_Exercise objective_
Each entry that follows is to be retyped exactly. Pictures do not belong in the copy.
— Start of Records provided —
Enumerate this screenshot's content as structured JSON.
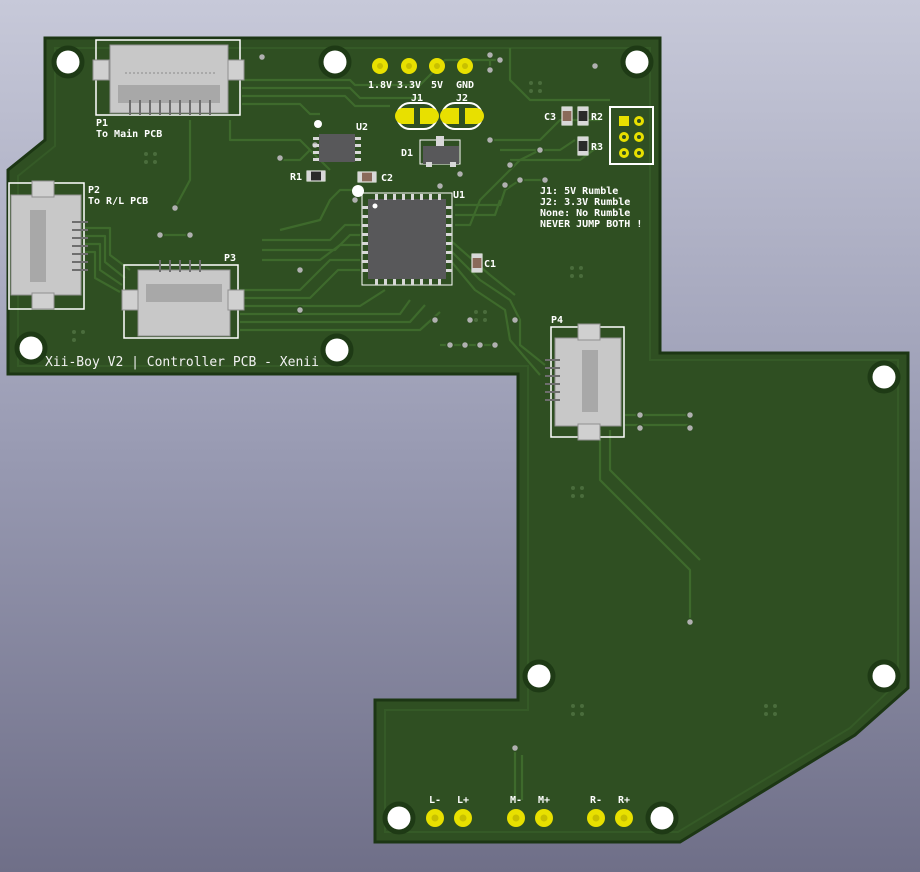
{
  "board": {
    "title": "Xii-Boy V2 | Controller PCB - Xenii",
    "colors": {
      "background": "#9a9cb4",
      "soldermask": "#2f4f22",
      "outline": "#1b3512",
      "trace": "#3e6a2c",
      "pad_gold": "#e8e000",
      "silkscreen": "#ffffff"
    }
  },
  "connectors": {
    "p1": {
      "ref": "P1",
      "desc": "To Main PCB"
    },
    "p2": {
      "ref": "P2",
      "desc": "To R/L PCB"
    },
    "p3": {
      "ref": "P3"
    },
    "p4": {
      "ref": "P4"
    }
  },
  "components": {
    "u1": "U1",
    "u2": "U2",
    "d1": "D1",
    "r1": "R1",
    "r2": "R2",
    "r3": "R3",
    "c1": "C1",
    "c2": "C2",
    "c3": "C3"
  },
  "power_pins": [
    "1.8V",
    "3.3V",
    "5V",
    "GND"
  ],
  "jumpers": {
    "j1": "J1",
    "j2": "J2"
  },
  "notes": [
    "J1: 5V Rumble",
    "J2: 3.3V Rumble",
    "None: No Rumble",
    "NEVER JUMP BOTH !"
  ],
  "motor_pins": [
    "L-",
    "L+",
    "M-",
    "M+",
    "R-",
    "R+"
  ]
}
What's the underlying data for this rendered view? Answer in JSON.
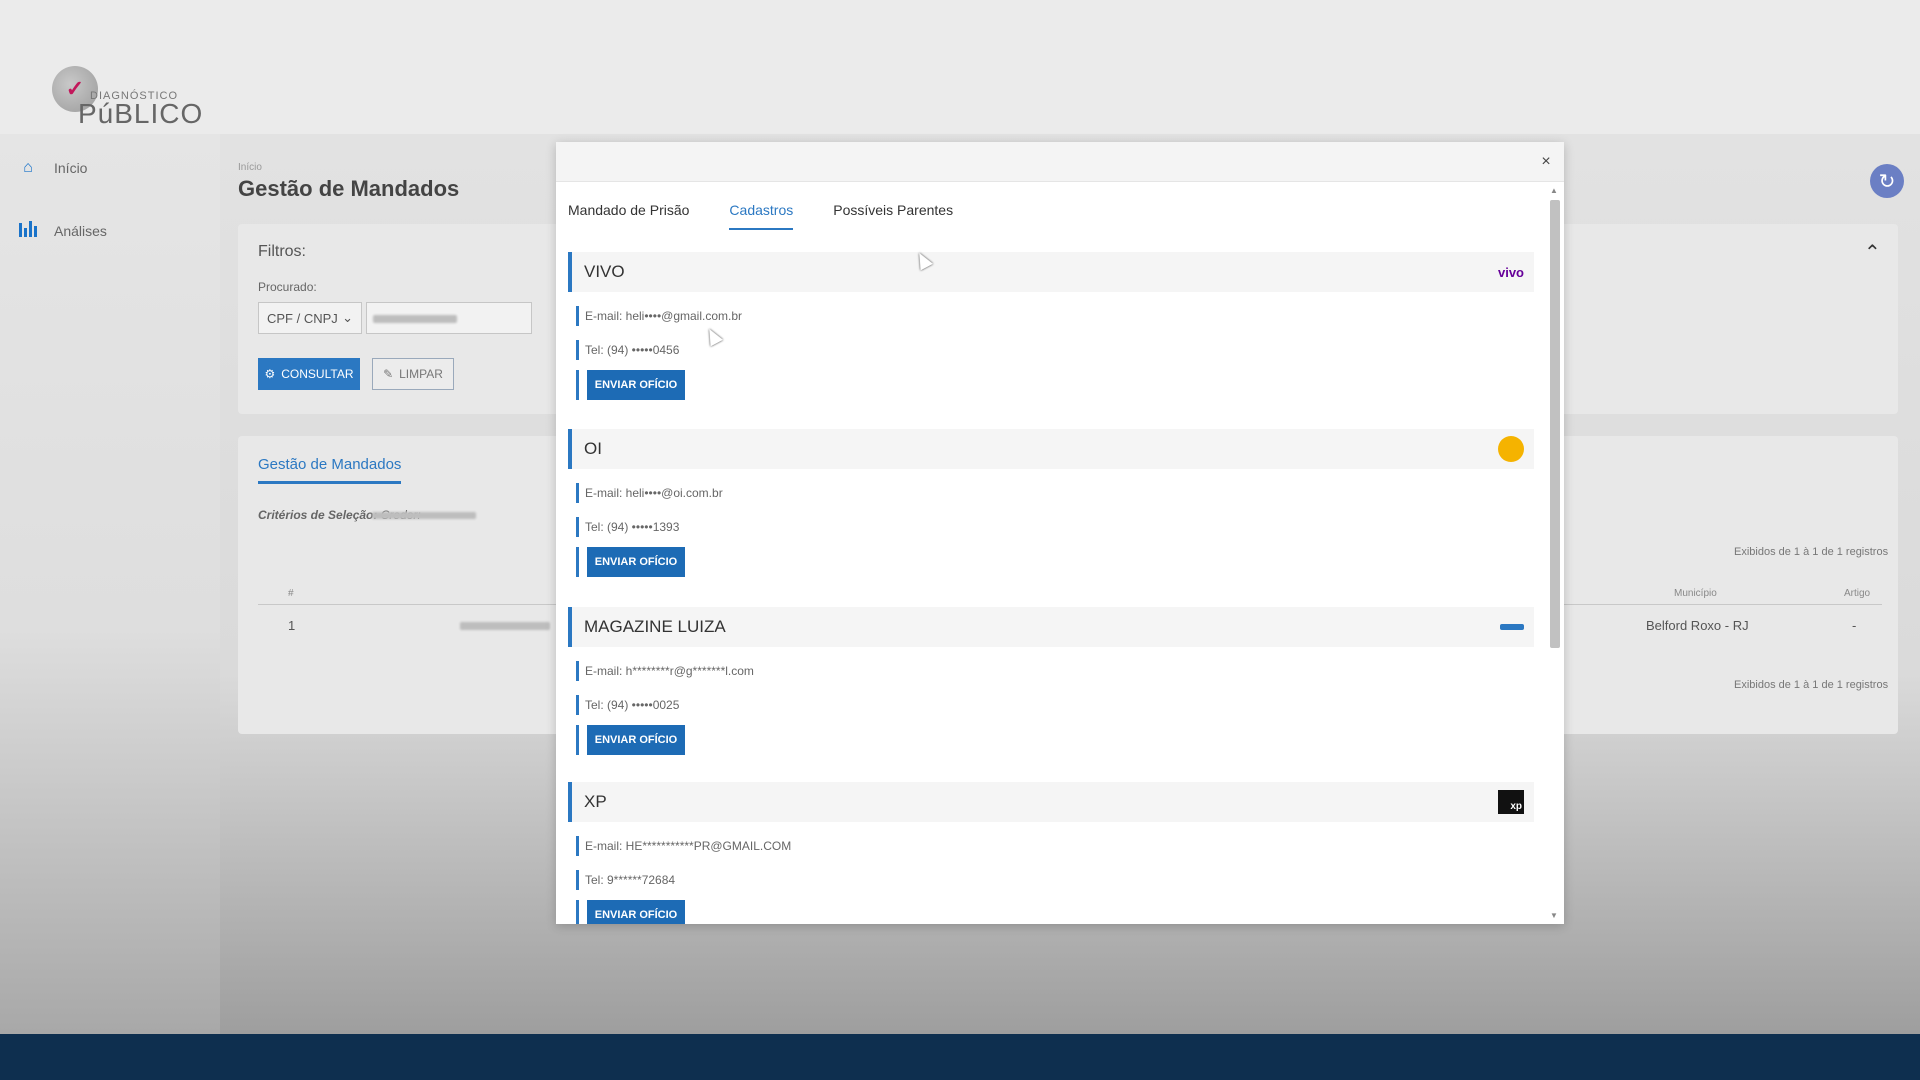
{
  "app": {
    "logo_small": "DIAGNÓSTICO",
    "logo_big": "PúBLICO"
  },
  "sidebar": {
    "items": [
      {
        "label": "Início",
        "icon": "home-icon"
      },
      {
        "label": "Análises",
        "icon": "bar-chart-icon"
      }
    ]
  },
  "page": {
    "breadcrumb": "Início",
    "title": "Gestão de Mandados"
  },
  "filters": {
    "label": "Filtros:",
    "procurado_label": "Procurado:",
    "select_value": "CPF / CNPJ",
    "consultar_label": "CONSULTAR",
    "limpar_label": "LIMPAR"
  },
  "results": {
    "tab_label": "Gestão de Mandados",
    "criterios_label": "Critérios de Seleção:",
    "criterios_value": "Credor:",
    "exibidos_top": "Exibidos de 1 à 1 de 1 registros",
    "exibidos_bottom": "Exibidos de 1 à 1 de 1 registros",
    "headers": {
      "index": "#",
      "municipio": "Município",
      "artigo": "Artigo"
    },
    "row": {
      "index": "1",
      "municipio": "Belford Roxo - RJ",
      "artigo": "-"
    }
  },
  "modal": {
    "close_label": "×",
    "tabs": [
      {
        "label": "Mandado de Prisão",
        "active": false
      },
      {
        "label": "Cadastros",
        "active": true
      },
      {
        "label": "Possíveis Parentes",
        "active": false
      }
    ],
    "cards": [
      {
        "title": "VIVO",
        "logo": "vivo",
        "email": "E-mail: heli••••@gmail.com.br",
        "tel": "Tel: (94) •••••0456",
        "button": "ENVIAR OFÍCIO"
      },
      {
        "title": "OI",
        "logo": "oi",
        "email": "E-mail: heli••••@oi.com.br",
        "tel": "Tel: (94) •••••1393",
        "button": "ENVIAR OFÍCIO"
      },
      {
        "title": "MAGAZINE LUIZA",
        "logo": "magalu",
        "email": "E-mail: h********r@g*******l.com",
        "tel": "Tel: (94) •••••0025",
        "button": "ENVIAR OFÍCIO"
      },
      {
        "title": "XP",
        "logo": "xp",
        "email": "E-mail: HE***********PR@GMAIL.COM",
        "tel": "Tel: 9******72684",
        "button": "ENVIAR OFÍCIO"
      }
    ],
    "logo_texts": {
      "vivo": "vivo",
      "xp": "xp"
    }
  },
  "colors": {
    "accent": "#2b78c2",
    "button": "#1d6bb5",
    "vivo": "#660099",
    "oi": "#f5b300",
    "footer": "#0e2f4f"
  }
}
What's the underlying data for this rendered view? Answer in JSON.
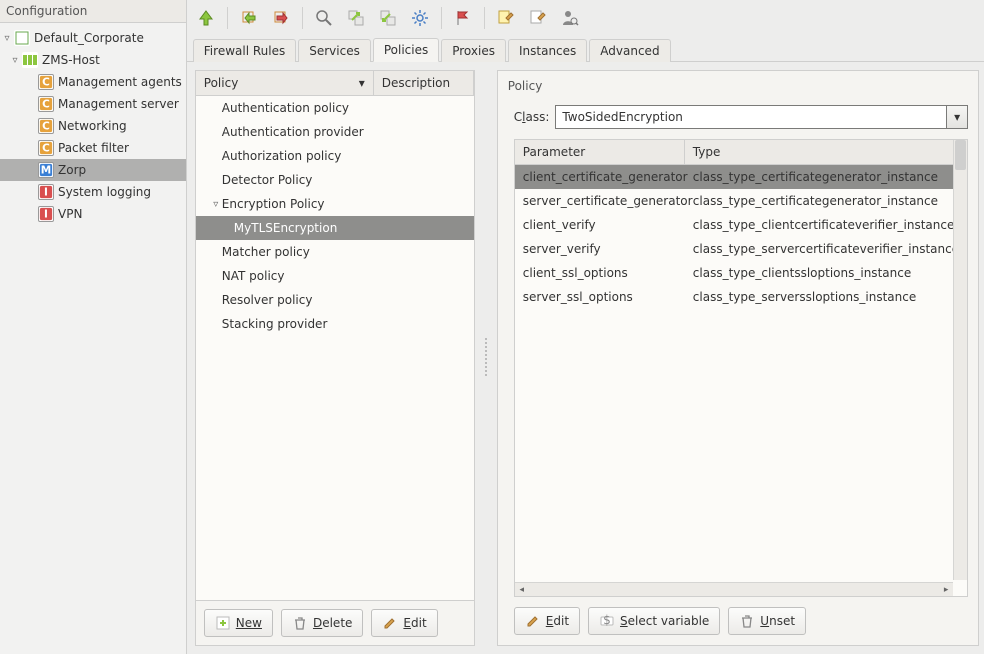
{
  "sidebar": {
    "title": "Configuration",
    "tree": {
      "site": "Default_Corporate",
      "host": "ZMS-Host",
      "items": [
        {
          "icon": "c",
          "label": "Management agents"
        },
        {
          "icon": "c",
          "label": "Management server"
        },
        {
          "icon": "c",
          "label": "Networking"
        },
        {
          "icon": "c",
          "label": "Packet filter"
        },
        {
          "icon": "m",
          "label": "Zorp",
          "selected": true
        },
        {
          "icon": "i",
          "label": "System logging"
        },
        {
          "icon": "i",
          "label": "VPN"
        }
      ]
    }
  },
  "tabs": [
    "Firewall Rules",
    "Services",
    "Policies",
    "Proxies",
    "Instances",
    "Advanced"
  ],
  "active_tab": "Policies",
  "policies_panel": {
    "columns": [
      "Policy",
      "Description"
    ],
    "items": [
      {
        "label": "Authentication policy"
      },
      {
        "label": "Authentication provider"
      },
      {
        "label": "Authorization policy"
      },
      {
        "label": "Detector Policy"
      },
      {
        "label": "Encryption Policy",
        "expanded": true,
        "children": [
          {
            "label": "MyTLSEncryption",
            "selected": true
          }
        ]
      },
      {
        "label": "Matcher policy"
      },
      {
        "label": "NAT policy"
      },
      {
        "label": "Resolver policy"
      },
      {
        "label": "Stacking provider"
      }
    ],
    "buttons": {
      "new": "New",
      "delete": "Delete",
      "edit": "Edit"
    }
  },
  "policy_detail": {
    "title": "Policy",
    "class_label": "Class:",
    "class_value": "TwoSidedEncryption",
    "columns": [
      "Parameter",
      "Type"
    ],
    "rows": [
      {
        "p": "client_certificate_generator",
        "t": "class_type_certificategenerator_instance",
        "selected": true
      },
      {
        "p": "server_certificate_generator",
        "t": "class_type_certificategenerator_instance"
      },
      {
        "p": "client_verify",
        "t": "class_type_clientcertificateverifier_instance"
      },
      {
        "p": "server_verify",
        "t": "class_type_servercertificateverifier_instance"
      },
      {
        "p": "client_ssl_options",
        "t": "class_type_clientssloptions_instance"
      },
      {
        "p": "server_ssl_options",
        "t": "class_type_serverssloptions_instance"
      }
    ],
    "buttons": {
      "edit": "Edit",
      "select_var": "Select variable",
      "unset": "Unset"
    }
  }
}
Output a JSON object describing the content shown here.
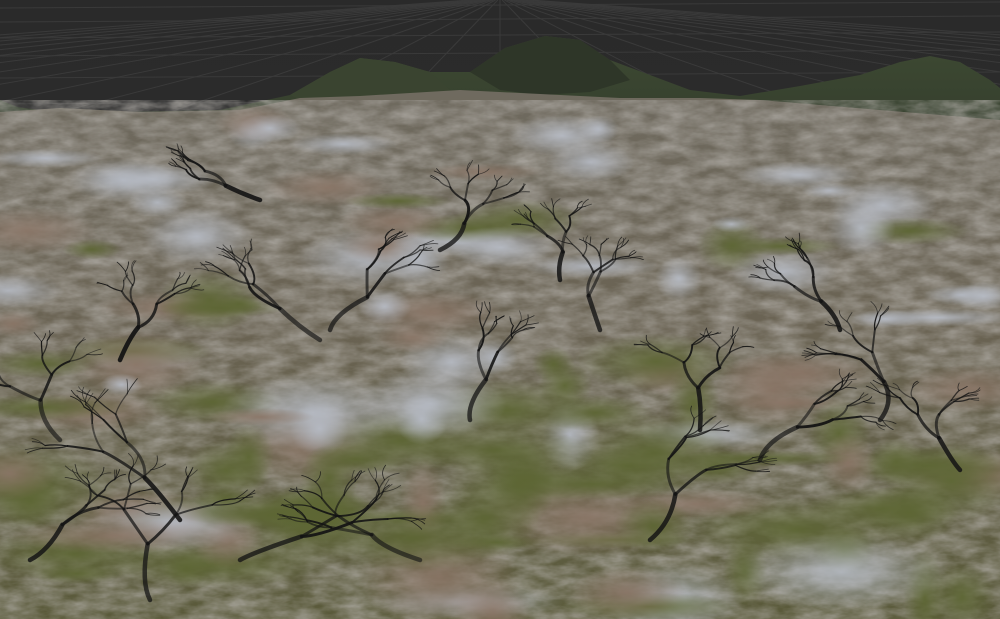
{
  "scene": {
    "type": "3d-terrain-viewport",
    "grid": true,
    "colors": {
      "background": "#2b2b2b",
      "grid_line": "#3a3a3a",
      "grass": "#5b6332",
      "dark_grass": "#2f3a22",
      "rock": "#7a7068",
      "snow_rock": "#a9adb5",
      "crevice": "#141414",
      "mountain_shadow": "#283026"
    }
  }
}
— End of Records provided —
_The solution_
Enumerate this screenshot's content as structured JSON.
{
  "board": {
    "title": "Xii-Boy V2 | Controller PCB - Xenii",
    "colors": {
      "background": "#9a9cb4",
      "soldermask": "#2f4f22",
      "outline": "#1b3512",
      "trace": "#3e6a2c",
      "pad_gold": "#e8e000",
      "silkscreen": "#ffffff"
    }
  },
  "connectors": {
    "p1": {
      "ref": "P1",
      "desc": "To Main PCB"
    },
    "p2": {
      "ref": "P2",
      "desc": "To R/L PCB"
    },
    "p3": {
      "ref": "P3"
    },
    "p4": {
      "ref": "P4"
    }
  },
  "components": {
    "u1": "U1",
    "u2": "U2",
    "d1": "D1",
    "r1": "R1",
    "r2": "R2",
    "r3": "R3",
    "c1": "C1",
    "c2": "C2",
    "c3": "C3"
  },
  "power_pins": [
    "1.8V",
    "3.3V",
    "5V",
    "GND"
  ],
  "jumpers": {
    "j1": "J1",
    "j2": "J2"
  },
  "notes": [
    "J1: 5V Rumble",
    "J2: 3.3V Rumble",
    "None: No Rumble",
    "NEVER JUMP BOTH !"
  ],
  "motor_pins": [
    "L-",
    "L+",
    "M-",
    "M+",
    "R-",
    "R+"
  ]
}
What's the underlying data for this rendered view? Answer in JSON.
{
  "app": {
    "logo_small": "DIAGNÓSTICO",
    "logo_big": "PúBLICO"
  },
  "sidebar": {
    "items": [
      {
        "label": "Início",
        "icon": "home-icon"
      },
      {
        "label": "Análises",
        "icon": "bar-chart-icon"
      }
    ]
  },
  "page": {
    "breadcrumb": "Início",
    "title": "Gestão de Mandados"
  },
  "filters": {
    "label": "Filtros:",
    "procurado_label": "Procurado:",
    "select_value": "CPF / CNPJ",
    "consultar_label": "CONSULTAR",
    "limpar_label": "LIMPAR"
  },
  "results": {
    "tab_label": "Gestão de Mandados",
    "criterios_label": "Critérios de Seleção:",
    "criterios_value": "Credor:",
    "exibidos_top": "Exibidos de 1 à 1 de 1 registros",
    "exibidos_bottom": "Exibidos de 1 à 1 de 1 registros",
    "headers": {
      "index": "#",
      "municipio": "Município",
      "artigo": "Artigo"
    },
    "row": {
      "index": "1",
      "municipio": "Belford Roxo - RJ",
      "artigo": "-"
    }
  },
  "modal": {
    "close_label": "×",
    "tabs": [
      {
        "label": "Mandado de Prisão",
        "active": false
      },
      {
        "label": "Cadastros",
        "active": true
      },
      {
        "label": "Possíveis Parentes",
        "active": false
      }
    ],
    "cards": [
      {
        "title": "VIVO",
        "logo": "vivo",
        "email": "E-mail: heli••••@gmail.com.br",
        "tel": "Tel: (94) •••••0456",
        "button": "ENVIAR OFÍCIO"
      },
      {
        "title": "OI",
        "logo": "oi",
        "email": "E-mail: heli••••@oi.com.br",
        "tel": "Tel: (94) •••••1393",
        "button": "ENVIAR OFÍCIO"
      },
      {
        "title": "MAGAZINE LUIZA",
        "logo": "magalu",
        "email": "E-mail: h********r@g*******l.com",
        "tel": "Tel: (94) •••••0025",
        "button": "ENVIAR OFÍCIO"
      },
      {
        "title": "XP",
        "logo": "xp",
        "email": "E-mail: HE***********PR@GMAIL.COM",
        "tel": "Tel: 9******72684",
        "button": "ENVIAR OFÍCIO"
      }
    ],
    "logo_texts": {
      "vivo": "vivo",
      "xp": "xp"
    }
  },
  "colors": {
    "accent": "#2b78c2",
    "button": "#1d6bb5",
    "vivo": "#660099",
    "oi": "#f5b300",
    "footer": "#0e2f4f"
  }
}
What's the underlying data for this rendered view? Answer in JSON.
{
  "sidebar": {
    "title": "Configuration",
    "tree": {
      "site": "Default_Corporate",
      "host": "ZMS-Host",
      "items": [
        {
          "icon": "c",
          "label": "Management agents"
        },
        {
          "icon": "c",
          "label": "Management server"
        },
        {
          "icon": "c",
          "label": "Networking"
        },
        {
          "icon": "c",
          "label": "Packet filter"
        },
        {
          "icon": "m",
          "label": "Zorp",
          "selected": true
        },
        {
          "icon": "i",
          "label": "System logging"
        },
        {
          "icon": "i",
          "label": "VPN"
        }
      ]
    }
  },
  "tabs": [
    "Firewall Rules",
    "Services",
    "Policies",
    "Proxies",
    "Instances",
    "Advanced"
  ],
  "active_tab": "Policies",
  "policies_panel": {
    "columns": [
      "Policy",
      "Description"
    ],
    "items": [
      {
        "label": "Authentication policy"
      },
      {
        "label": "Authentication provider"
      },
      {
        "label": "Authorization policy"
      },
      {
        "label": "Detector Policy"
      },
      {
        "label": "Encryption Policy",
        "expanded": true,
        "children": [
          {
            "label": "MyTLSEncryption",
            "selected": true
          }
        ]
      },
      {
        "label": "Matcher policy"
      },
      {
        "label": "NAT policy"
      },
      {
        "label": "Resolver policy"
      },
      {
        "label": "Stacking provider"
      }
    ],
    "buttons": {
      "new": "New",
      "delete": "Delete",
      "edit": "Edit"
    }
  },
  "policy_detail": {
    "title": "Policy",
    "class_label": "Class:",
    "class_value": "TwoSidedEncryption",
    "columns": [
      "Parameter",
      "Type"
    ],
    "rows": [
      {
        "p": "client_certificate_generator",
        "t": "class_type_certificategenerator_instance",
        "selected": true
      },
      {
        "p": "server_certificate_generator",
        "t": "class_type_certificategenerator_instance"
      },
      {
        "p": "client_verify",
        "t": "class_type_clientcertificateverifier_instance"
      },
      {
        "p": "server_verify",
        "t": "class_type_servercertificateverifier_instance"
      },
      {
        "p": "client_ssl_options",
        "t": "class_type_clientssloptions_instance"
      },
      {
        "p": "server_ssl_options",
        "t": "class_type_serverssloptions_instance"
      }
    ],
    "buttons": {
      "edit": "Edit",
      "select_var": "Select variable",
      "unset": "Unset"
    }
  }
}
Output a JSON object describing the content shown here.
{
  "scene": {
    "type": "3d-terrain-viewport",
    "grid": true,
    "colors": {
      "background": "#2b2b2b",
      "grid_line": "#3a3a3a",
      "grass": "#5b6332",
      "dark_grass": "#2f3a22",
      "rock": "#7a7068",
      "snow_rock": "#a9adb5",
      "crevice": "#141414",
      "mountain_shadow": "#283026"
    }
  }
}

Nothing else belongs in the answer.